-- Begin Given records --
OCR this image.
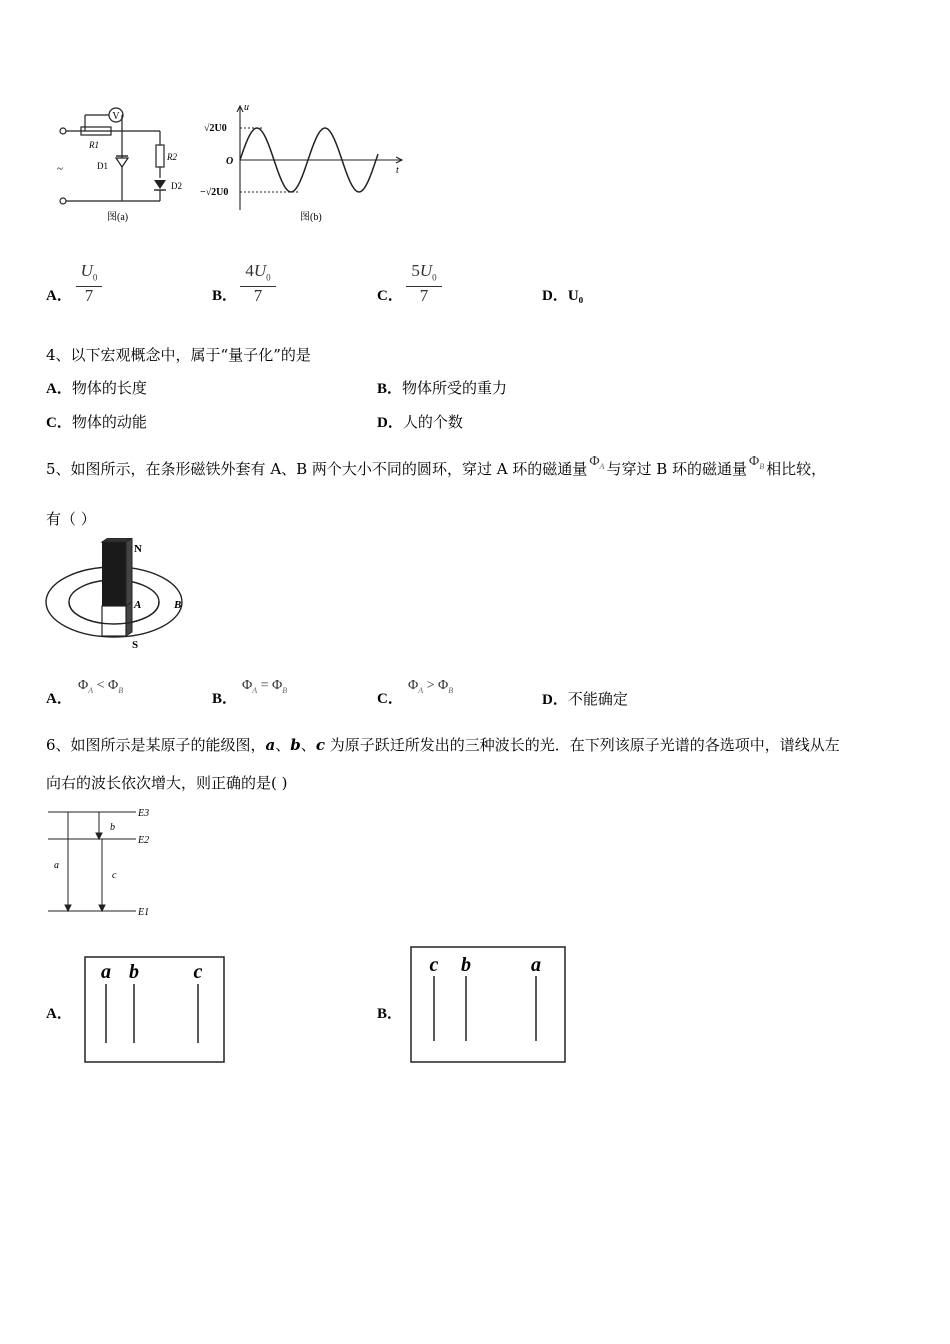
V
R1
R2
D1
D2
~
图(a)
u
t
O
√2U0
−√2U0
图(b)
A． $\frac{U_0}{7}$	B． $\frac{4U_0}{7}$	C． $\frac{5U_0}{7}$	D．U₀
4、以下宏观概念中，属于“量子化”的是
A．物体的长度	B．物体所受的重力
C．物体的动能	D．人的个数
5、如图所示，在条形磁铁外套有 A、B 两个大小不同的圆环，穿过 A 环的磁通量 $\Phi_A$ 与穿过 B 环的磁通量 $\Phi_B$ 相比较，
有（ ）
N
S
A	B
A．
$\Phi_A < \Phi_B$
B．
$\Phi_A = \Phi_B$
C．
$\Phi_A > \Phi_B$
D．不能确定
6、如图所示是某原子的能级图，a、b、c 为原子跃迁所发出的三种波长的光．在下列该原子光谱的各选项中，谱线从左
向右的波长依次增大，则正确的是( )
E3
E2
E1
a
b
c
A．
a b	c
B．
c b	a
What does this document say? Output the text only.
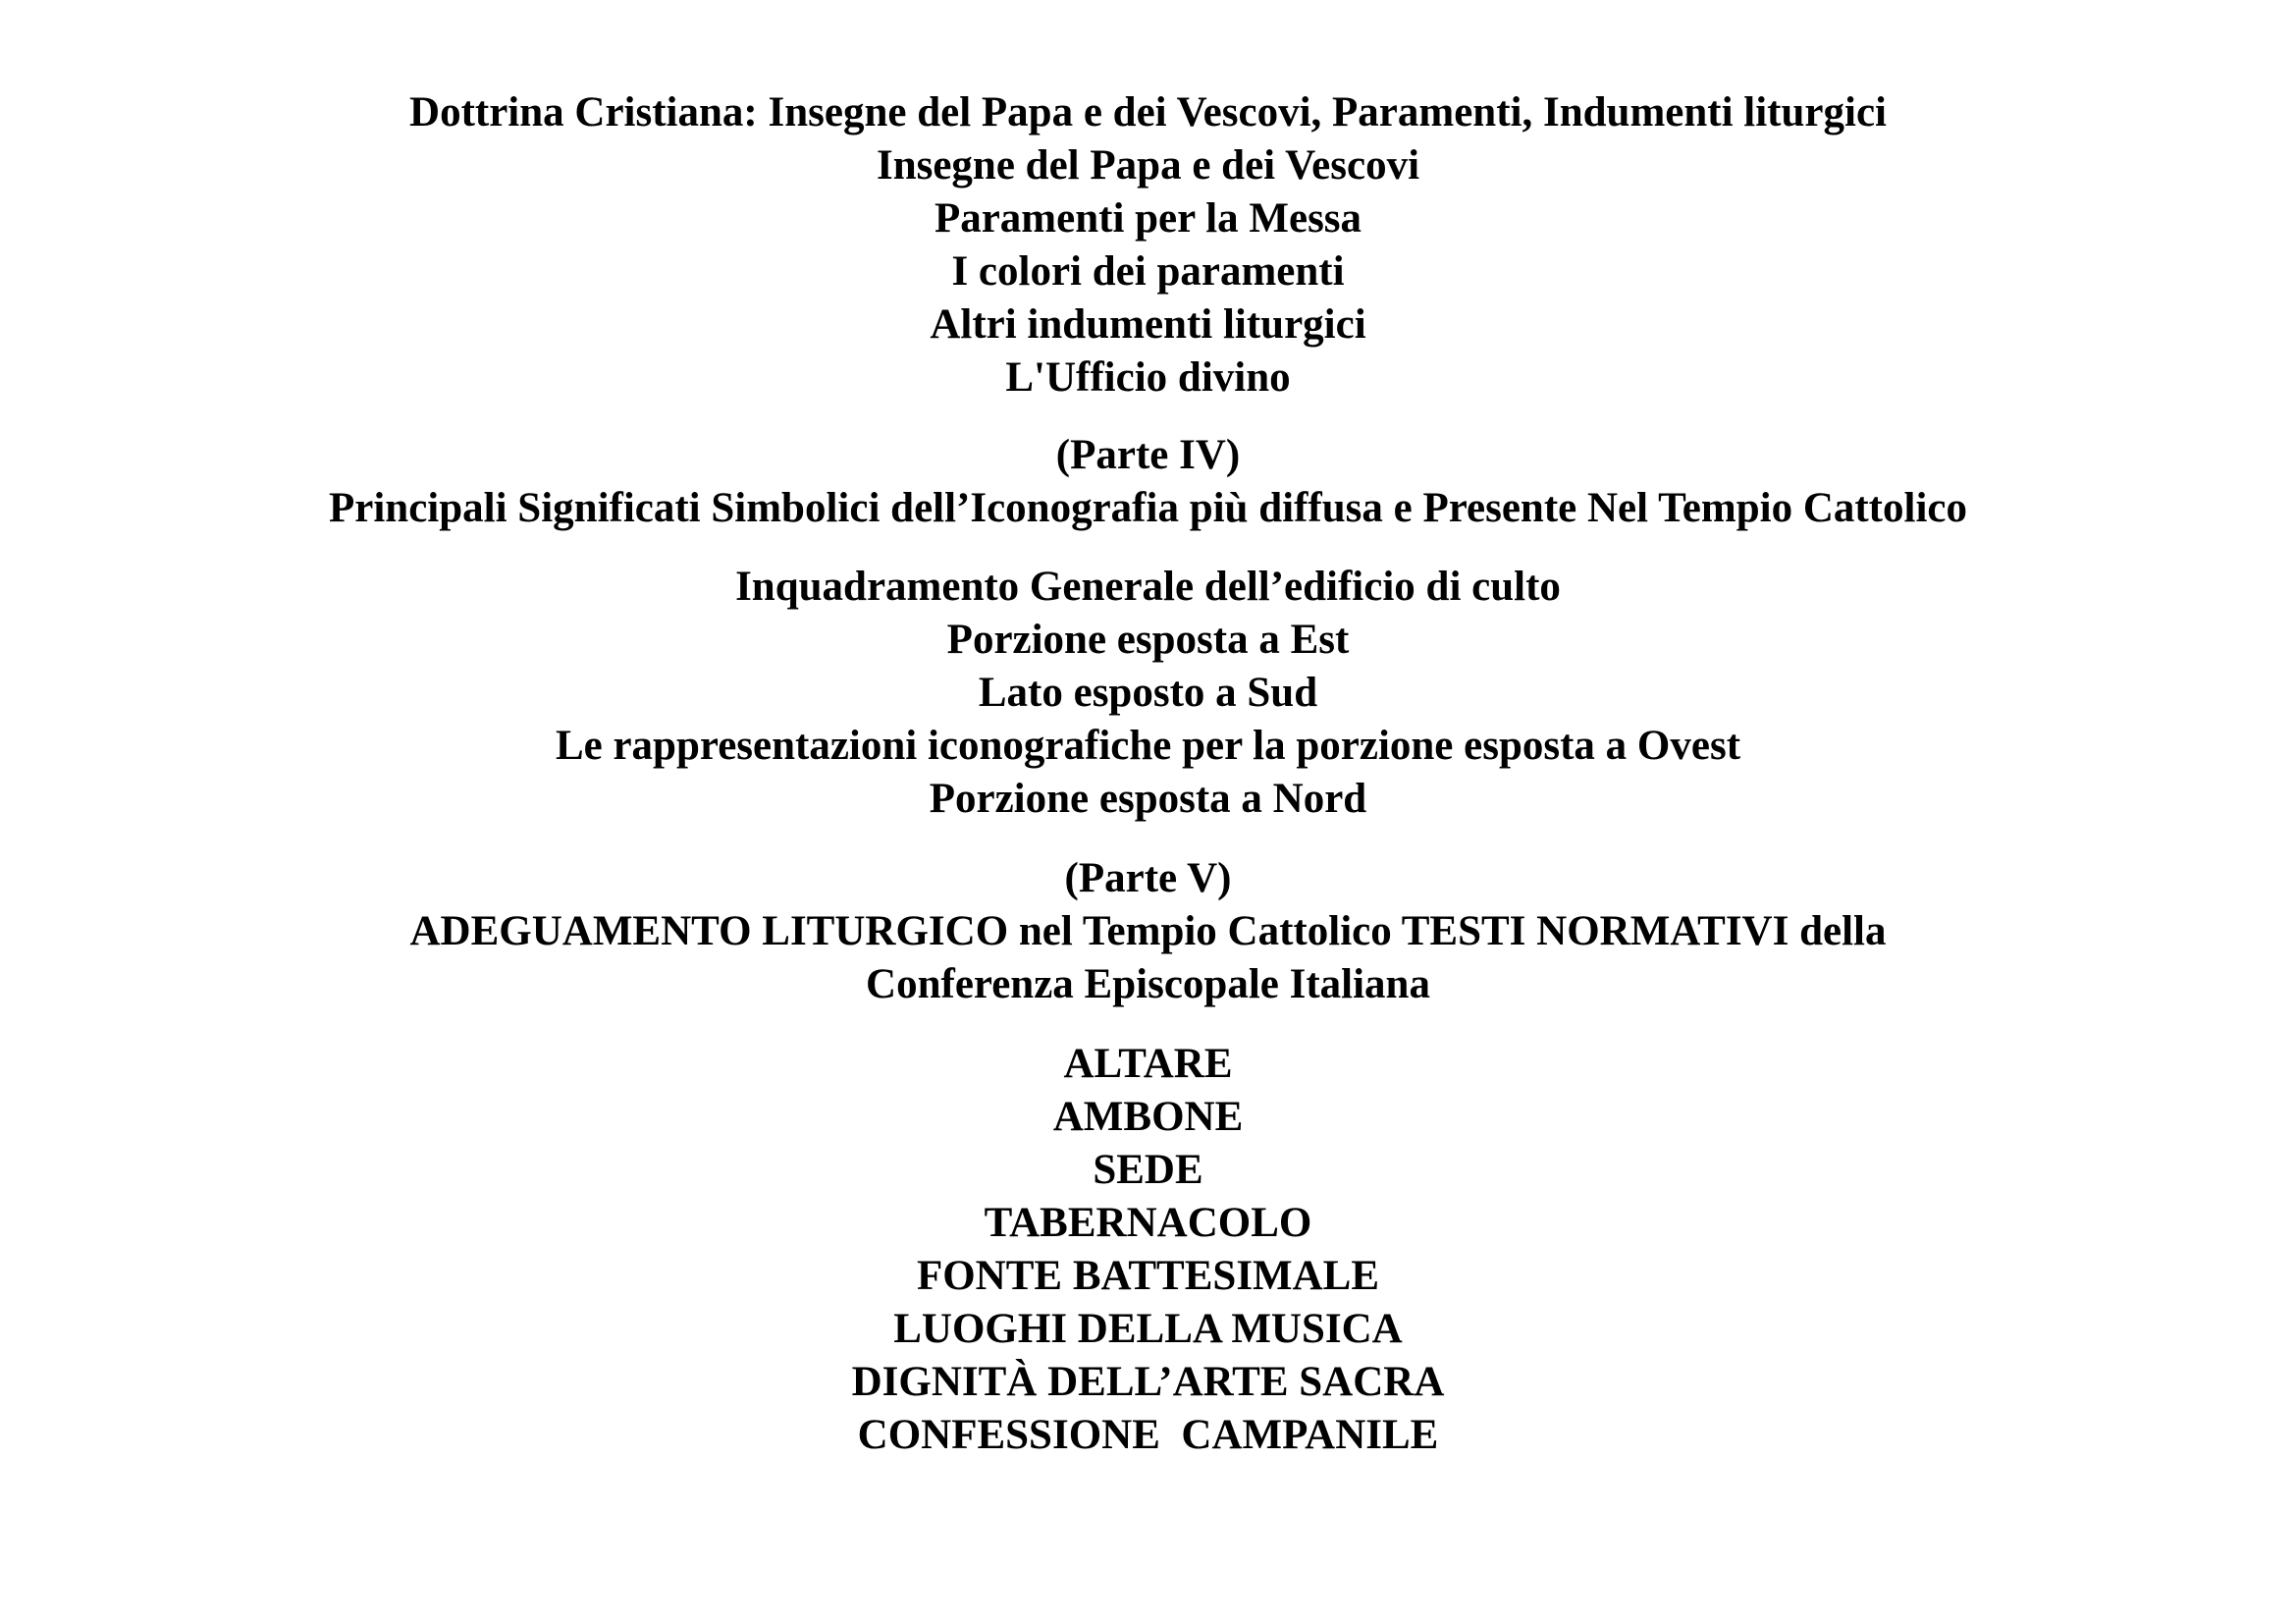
Dottrina Cristiana: Insegne del Papa e dei Vescovi, Paramenti, Indumenti liturgici
Insegne del Papa e dei Vescovi
Paramenti per la Messa
I colori dei paramenti
Altri indumenti liturgici
L'Ufficio divino
(Parte IV)
Principali Significati Simbolici dell’Iconografia più diffusa e Presente Nel Tempio Cattolico
Inquadramento Generale dell’edificio di culto
Porzione esposta a Est
Lato esposto a Sud
Le rappresentazioni iconografiche per la porzione esposta a Ovest
Porzione esposta a Nord
(Parte V)
ADEGUAMENTO LITURGICO nel Tempio Cattolico TESTI NORMATIVI della
Conferenza Episcopale Italiana
ALTARE
AMBONE
SEDE
TABERNACOLO
FONTE BATTESIMALE
LUOGHI DELLA MUSICA
DIGNITÀ DELL’ARTE SACRA
CONFESSIONE  CAMPANILE
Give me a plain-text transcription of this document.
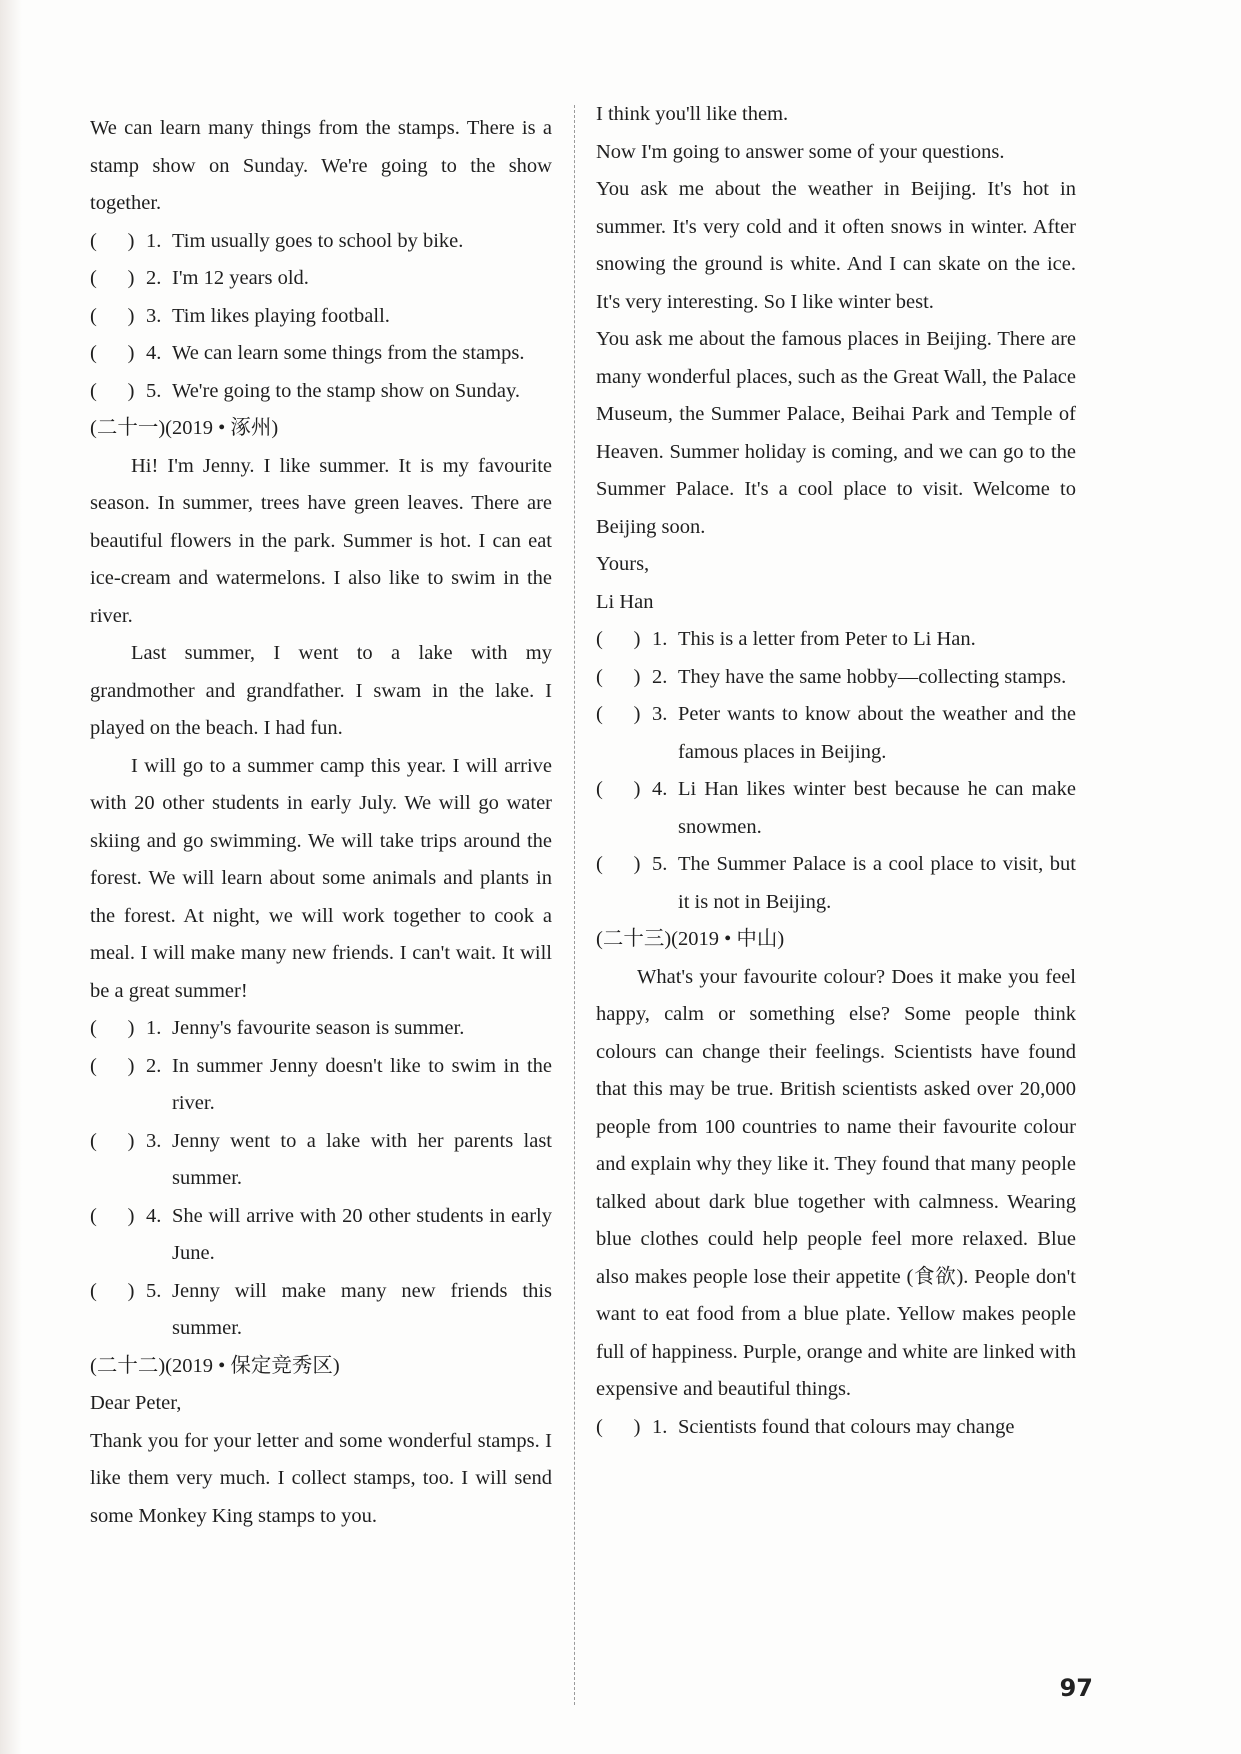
We can learn many things from the stamps. There is a stamp show on Sunday. We're going to the show together.

(      ) 1. Tim usually goes to school by bike.
(      ) 2. I'm 12 years old.
(      ) 3. Tim likes playing football.
(      ) 4. We can learn some things from the stamps.
(      ) 5. We're going to the stamp show on Sunday.

(二十一)(2019 • 涿州)

Hi! I'm Jenny. I like summer. It is my favourite season. In summer, trees have green leaves. There are beautiful flowers in the park. Summer is hot. I can eat ice-cream and watermelons. I also like to swim in the river.

Last summer, I went to a lake with my grandmother and grandfather. I swam in the lake. I played on the beach. I had fun.

I will go to a summer camp this year. I will arrive with 20 other students in early July. We will go water skiing and go swimming. We will take trips around the forest. We will learn about some animals and plants in the forest. At night, we will work together to cook a meal. I will make many new friends. I can't wait. It will be a great summer!

(      ) 1. Jenny's favourite season is summer.
(      ) 2. In summer Jenny doesn't like to swim in the river.
(      ) 3. Jenny went to a lake with her parents last summer.
(      ) 4. She will arrive with 20 other students in early June.
(      ) 5. Jenny will make many new friends this summer.

(二十二)(2019 • 保定竞秀区)

Dear Peter,

Thank you for your letter and some wonderful stamps. I like them very much. I collect stamps, too. I will send some Monkey King stamps to you.

I think you'll like them.

Now I'm going to answer some of your questions.

You ask me about the weather in Beijing. It's hot in summer. It's very cold and it often snows in winter. After snowing the ground is white. And I can skate on the ice. It's very interesting. So I like winter best.

You ask me about the famous places in Beijing. There are many wonderful places, such as the Great Wall, the Palace Museum, the Summer Palace, Beihai Park and Temple of Heaven. Summer holiday is coming, and we can go to the Summer Palace. It's a cool place to visit. Welcome to Beijing soon.

Yours,

Li Han

(      ) 1. This is a letter from Peter to Li Han.
(      ) 2. They have the same hobby—collecting stamps.
(      ) 3. Peter wants to know about the weather and the famous places in Beijing.
(      ) 4. Li Han likes winter best because he can make snowmen.
(      ) 5. The Summer Palace is a cool place to visit, but it is not in Beijing.

(二十三)(2019 • 中山)

What's your favourite colour? Does it make you feel happy, calm or something else? Some people think colours can change their feelings. Scientists have found that this may be true. British scientists asked over 20,000 people from 100 countries to name their favourite colour and explain why they like it. They found that many people talked about dark blue together with calmness. Wearing blue clothes could help people feel more relaxed. Blue also makes people lose their appetite (食欲). People don't want to eat food from a blue plate. Yellow makes people full of happiness. Purple, orange and white are linked with expensive and beautiful things.

(      ) 1. Scientists found that colours may change
97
-- End Given records --
◆ What needs to be done:
Pick out and copy the lines of the material that include the word "season".

◆ Result of this exercise:
Hi! I'm Jenny. I like summer. It is my favourite season. In summer, trees have green leaves. There are beautiful flowers in the park. Summer is hot. I can eat ice-cream and watermelons. I also like to swim in the river.
(      ) 1. Jenny's favourite season is summer.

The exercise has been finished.